> _AIM OF THE EXERCISE_:
Count how many lines contain "Eliminação" and reply with that number only.

> _DATA FOR THIS EXERCISE_:

>> BEGIN

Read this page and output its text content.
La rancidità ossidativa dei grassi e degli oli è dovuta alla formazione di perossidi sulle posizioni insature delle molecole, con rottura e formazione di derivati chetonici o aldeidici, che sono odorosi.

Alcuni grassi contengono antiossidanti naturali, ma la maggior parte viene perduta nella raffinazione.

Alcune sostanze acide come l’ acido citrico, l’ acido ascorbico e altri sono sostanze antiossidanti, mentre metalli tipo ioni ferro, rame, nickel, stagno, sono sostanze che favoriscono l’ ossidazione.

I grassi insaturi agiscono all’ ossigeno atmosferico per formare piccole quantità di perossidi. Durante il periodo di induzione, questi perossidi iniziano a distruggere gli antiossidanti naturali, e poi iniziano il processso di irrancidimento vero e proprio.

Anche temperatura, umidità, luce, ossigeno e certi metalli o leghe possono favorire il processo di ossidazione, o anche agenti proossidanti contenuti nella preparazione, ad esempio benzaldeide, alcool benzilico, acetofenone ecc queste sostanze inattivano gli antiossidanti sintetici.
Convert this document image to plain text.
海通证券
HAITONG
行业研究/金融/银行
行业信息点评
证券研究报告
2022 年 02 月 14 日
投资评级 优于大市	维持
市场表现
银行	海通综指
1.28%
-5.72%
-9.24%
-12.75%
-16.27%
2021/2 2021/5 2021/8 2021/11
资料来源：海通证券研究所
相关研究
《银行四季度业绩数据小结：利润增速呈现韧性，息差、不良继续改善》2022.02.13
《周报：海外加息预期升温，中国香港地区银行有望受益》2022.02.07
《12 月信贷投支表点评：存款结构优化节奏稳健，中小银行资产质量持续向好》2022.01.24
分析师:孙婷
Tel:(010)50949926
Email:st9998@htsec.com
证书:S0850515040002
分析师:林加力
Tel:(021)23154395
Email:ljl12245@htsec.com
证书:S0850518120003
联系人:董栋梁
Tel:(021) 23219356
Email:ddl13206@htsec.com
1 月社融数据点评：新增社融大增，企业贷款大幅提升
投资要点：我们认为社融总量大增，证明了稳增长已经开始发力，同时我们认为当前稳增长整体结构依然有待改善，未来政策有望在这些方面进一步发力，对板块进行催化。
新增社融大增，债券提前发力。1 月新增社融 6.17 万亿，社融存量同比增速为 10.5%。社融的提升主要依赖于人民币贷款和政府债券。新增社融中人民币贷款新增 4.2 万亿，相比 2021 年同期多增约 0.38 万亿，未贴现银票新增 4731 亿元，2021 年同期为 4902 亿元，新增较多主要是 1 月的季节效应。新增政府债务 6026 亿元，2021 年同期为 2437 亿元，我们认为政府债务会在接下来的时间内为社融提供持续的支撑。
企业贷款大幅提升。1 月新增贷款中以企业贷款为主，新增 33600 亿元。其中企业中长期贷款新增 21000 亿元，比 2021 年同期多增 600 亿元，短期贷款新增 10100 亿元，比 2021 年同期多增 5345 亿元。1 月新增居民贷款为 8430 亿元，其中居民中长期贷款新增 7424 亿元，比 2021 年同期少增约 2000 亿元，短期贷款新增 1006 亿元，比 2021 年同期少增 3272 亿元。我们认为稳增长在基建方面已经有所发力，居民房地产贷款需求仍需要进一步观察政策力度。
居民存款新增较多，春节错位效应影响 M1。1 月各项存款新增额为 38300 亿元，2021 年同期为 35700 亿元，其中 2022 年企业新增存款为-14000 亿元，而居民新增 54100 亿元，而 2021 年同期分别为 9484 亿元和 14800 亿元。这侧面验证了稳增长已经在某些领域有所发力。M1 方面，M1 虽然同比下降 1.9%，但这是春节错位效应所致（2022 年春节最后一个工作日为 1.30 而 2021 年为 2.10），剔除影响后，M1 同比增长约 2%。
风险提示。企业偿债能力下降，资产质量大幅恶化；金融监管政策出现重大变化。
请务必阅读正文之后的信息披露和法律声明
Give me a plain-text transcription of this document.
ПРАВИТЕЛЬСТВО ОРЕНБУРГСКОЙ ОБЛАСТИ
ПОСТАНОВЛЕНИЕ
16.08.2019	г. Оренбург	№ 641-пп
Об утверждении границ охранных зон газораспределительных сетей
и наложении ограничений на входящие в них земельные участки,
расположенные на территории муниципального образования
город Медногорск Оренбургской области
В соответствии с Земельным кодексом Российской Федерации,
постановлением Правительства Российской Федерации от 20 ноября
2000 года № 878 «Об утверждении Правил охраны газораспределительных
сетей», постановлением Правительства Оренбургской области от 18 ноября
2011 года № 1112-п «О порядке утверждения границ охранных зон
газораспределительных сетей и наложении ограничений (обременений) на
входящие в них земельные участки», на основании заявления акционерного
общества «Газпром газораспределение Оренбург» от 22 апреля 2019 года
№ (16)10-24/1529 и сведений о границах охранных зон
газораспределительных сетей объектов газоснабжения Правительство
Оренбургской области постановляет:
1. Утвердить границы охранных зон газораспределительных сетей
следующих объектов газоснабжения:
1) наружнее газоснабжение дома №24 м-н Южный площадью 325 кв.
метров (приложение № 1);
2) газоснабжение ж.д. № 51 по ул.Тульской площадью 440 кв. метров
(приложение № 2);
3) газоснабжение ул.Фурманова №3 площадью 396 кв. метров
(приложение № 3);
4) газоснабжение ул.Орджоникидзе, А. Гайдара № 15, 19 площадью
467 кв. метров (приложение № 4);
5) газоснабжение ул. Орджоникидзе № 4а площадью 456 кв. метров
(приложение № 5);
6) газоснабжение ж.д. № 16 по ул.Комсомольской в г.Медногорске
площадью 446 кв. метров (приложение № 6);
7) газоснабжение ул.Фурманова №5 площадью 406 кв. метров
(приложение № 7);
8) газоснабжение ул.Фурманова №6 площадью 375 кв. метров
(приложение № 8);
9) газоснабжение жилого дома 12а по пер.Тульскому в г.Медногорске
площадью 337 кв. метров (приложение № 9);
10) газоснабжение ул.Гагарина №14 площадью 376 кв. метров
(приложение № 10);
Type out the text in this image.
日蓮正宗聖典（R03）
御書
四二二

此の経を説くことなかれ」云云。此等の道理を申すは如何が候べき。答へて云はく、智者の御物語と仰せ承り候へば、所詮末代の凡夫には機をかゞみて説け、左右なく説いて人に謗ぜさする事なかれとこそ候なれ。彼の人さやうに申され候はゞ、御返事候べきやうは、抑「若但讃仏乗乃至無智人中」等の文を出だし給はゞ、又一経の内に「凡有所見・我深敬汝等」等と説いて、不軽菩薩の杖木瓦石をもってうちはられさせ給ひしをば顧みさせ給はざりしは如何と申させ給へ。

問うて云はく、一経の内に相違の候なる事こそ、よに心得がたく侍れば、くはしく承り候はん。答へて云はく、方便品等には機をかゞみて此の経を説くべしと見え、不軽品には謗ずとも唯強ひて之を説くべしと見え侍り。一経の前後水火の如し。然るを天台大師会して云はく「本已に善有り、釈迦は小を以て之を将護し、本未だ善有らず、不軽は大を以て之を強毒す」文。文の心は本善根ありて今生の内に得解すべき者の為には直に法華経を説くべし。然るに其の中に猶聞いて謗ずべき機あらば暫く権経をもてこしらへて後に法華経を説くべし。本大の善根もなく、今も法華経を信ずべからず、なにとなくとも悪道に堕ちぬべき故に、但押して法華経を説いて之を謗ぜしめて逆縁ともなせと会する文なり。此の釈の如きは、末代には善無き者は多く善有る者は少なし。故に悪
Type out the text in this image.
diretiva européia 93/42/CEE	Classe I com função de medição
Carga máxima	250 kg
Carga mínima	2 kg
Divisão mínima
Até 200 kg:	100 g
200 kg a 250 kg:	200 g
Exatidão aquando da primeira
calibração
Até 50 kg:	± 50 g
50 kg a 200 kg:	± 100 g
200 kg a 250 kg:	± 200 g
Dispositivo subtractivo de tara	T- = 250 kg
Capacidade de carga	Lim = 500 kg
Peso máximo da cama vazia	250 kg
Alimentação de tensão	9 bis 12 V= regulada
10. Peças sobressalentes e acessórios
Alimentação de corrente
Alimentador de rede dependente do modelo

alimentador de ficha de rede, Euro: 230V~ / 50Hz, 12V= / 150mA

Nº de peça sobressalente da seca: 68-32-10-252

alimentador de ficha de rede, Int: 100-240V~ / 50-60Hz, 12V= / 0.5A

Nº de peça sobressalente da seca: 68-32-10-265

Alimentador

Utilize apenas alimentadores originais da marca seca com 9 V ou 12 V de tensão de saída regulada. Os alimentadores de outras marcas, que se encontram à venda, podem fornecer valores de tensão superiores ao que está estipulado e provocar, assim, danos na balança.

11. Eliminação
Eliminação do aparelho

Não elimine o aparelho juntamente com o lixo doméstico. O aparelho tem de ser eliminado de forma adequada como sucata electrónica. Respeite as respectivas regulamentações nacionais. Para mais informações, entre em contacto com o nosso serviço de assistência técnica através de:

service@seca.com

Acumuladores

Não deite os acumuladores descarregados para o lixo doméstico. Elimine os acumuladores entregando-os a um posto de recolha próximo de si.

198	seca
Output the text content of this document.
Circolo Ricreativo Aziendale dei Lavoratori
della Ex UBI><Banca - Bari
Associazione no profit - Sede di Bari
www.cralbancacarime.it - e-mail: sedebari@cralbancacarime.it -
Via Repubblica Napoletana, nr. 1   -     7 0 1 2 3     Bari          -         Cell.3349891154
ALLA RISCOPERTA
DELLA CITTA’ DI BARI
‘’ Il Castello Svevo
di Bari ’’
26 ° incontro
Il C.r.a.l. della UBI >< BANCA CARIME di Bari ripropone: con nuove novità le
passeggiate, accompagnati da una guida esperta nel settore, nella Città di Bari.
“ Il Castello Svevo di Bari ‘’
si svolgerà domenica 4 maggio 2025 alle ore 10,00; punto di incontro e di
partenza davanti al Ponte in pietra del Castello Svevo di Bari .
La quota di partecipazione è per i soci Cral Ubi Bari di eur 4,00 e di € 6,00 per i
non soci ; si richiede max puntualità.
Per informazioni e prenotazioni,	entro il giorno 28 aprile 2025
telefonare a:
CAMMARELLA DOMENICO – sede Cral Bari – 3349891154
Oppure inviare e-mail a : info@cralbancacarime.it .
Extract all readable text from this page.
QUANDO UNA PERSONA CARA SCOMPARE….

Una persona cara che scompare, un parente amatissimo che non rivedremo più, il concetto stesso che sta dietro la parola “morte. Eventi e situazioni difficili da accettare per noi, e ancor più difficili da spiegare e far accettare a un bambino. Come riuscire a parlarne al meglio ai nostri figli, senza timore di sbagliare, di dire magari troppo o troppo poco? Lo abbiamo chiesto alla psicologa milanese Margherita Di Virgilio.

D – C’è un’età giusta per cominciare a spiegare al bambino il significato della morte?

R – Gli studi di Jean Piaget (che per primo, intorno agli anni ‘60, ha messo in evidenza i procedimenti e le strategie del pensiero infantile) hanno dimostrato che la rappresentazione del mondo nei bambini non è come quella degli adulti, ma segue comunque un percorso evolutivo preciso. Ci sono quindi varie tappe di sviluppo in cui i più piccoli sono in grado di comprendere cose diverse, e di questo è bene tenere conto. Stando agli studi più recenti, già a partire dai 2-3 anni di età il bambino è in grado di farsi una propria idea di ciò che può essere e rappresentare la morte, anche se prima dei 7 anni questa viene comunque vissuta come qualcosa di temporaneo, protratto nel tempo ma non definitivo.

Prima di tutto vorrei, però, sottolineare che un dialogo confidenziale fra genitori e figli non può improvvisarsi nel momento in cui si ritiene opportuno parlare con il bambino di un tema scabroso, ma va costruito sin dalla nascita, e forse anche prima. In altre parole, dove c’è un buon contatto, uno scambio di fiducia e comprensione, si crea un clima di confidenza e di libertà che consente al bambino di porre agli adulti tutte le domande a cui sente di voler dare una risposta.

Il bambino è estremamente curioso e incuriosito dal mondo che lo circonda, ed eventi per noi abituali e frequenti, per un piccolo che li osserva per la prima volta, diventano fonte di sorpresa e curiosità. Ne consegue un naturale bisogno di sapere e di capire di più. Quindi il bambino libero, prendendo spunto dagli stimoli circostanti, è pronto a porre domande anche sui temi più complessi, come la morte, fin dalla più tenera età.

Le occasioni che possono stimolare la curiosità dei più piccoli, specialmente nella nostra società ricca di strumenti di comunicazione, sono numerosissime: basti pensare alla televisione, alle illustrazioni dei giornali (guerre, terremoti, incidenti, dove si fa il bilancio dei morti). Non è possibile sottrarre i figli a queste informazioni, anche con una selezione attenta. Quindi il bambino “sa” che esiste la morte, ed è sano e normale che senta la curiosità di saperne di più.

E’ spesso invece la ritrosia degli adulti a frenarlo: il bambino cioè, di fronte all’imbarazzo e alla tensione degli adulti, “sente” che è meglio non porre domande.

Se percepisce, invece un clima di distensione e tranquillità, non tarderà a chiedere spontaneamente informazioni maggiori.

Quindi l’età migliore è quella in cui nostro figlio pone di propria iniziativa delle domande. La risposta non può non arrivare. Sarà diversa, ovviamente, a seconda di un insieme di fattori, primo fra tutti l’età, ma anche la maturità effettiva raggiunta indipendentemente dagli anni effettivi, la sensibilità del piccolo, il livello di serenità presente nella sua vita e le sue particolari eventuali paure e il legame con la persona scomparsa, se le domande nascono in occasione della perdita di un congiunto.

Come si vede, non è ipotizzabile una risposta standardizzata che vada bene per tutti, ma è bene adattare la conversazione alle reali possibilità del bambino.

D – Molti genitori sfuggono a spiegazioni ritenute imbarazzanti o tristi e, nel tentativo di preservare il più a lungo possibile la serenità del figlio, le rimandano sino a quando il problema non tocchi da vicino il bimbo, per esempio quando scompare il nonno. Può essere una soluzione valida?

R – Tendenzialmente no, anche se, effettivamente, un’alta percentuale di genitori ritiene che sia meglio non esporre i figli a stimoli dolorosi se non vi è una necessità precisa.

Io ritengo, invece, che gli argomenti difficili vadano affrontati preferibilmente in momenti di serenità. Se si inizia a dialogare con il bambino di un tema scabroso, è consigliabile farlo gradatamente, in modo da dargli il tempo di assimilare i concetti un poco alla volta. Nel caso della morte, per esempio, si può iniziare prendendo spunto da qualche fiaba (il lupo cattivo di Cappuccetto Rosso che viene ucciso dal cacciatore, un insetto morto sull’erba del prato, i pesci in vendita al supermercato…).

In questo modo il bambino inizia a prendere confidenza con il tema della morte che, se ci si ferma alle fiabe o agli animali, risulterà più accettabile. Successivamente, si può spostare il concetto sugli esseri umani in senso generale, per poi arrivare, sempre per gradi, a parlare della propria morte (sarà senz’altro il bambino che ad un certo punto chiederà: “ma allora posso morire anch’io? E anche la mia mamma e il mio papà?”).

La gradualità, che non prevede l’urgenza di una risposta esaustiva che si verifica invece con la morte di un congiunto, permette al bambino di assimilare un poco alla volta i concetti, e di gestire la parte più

>> END

> _WRITTEN RESPONSE_:
2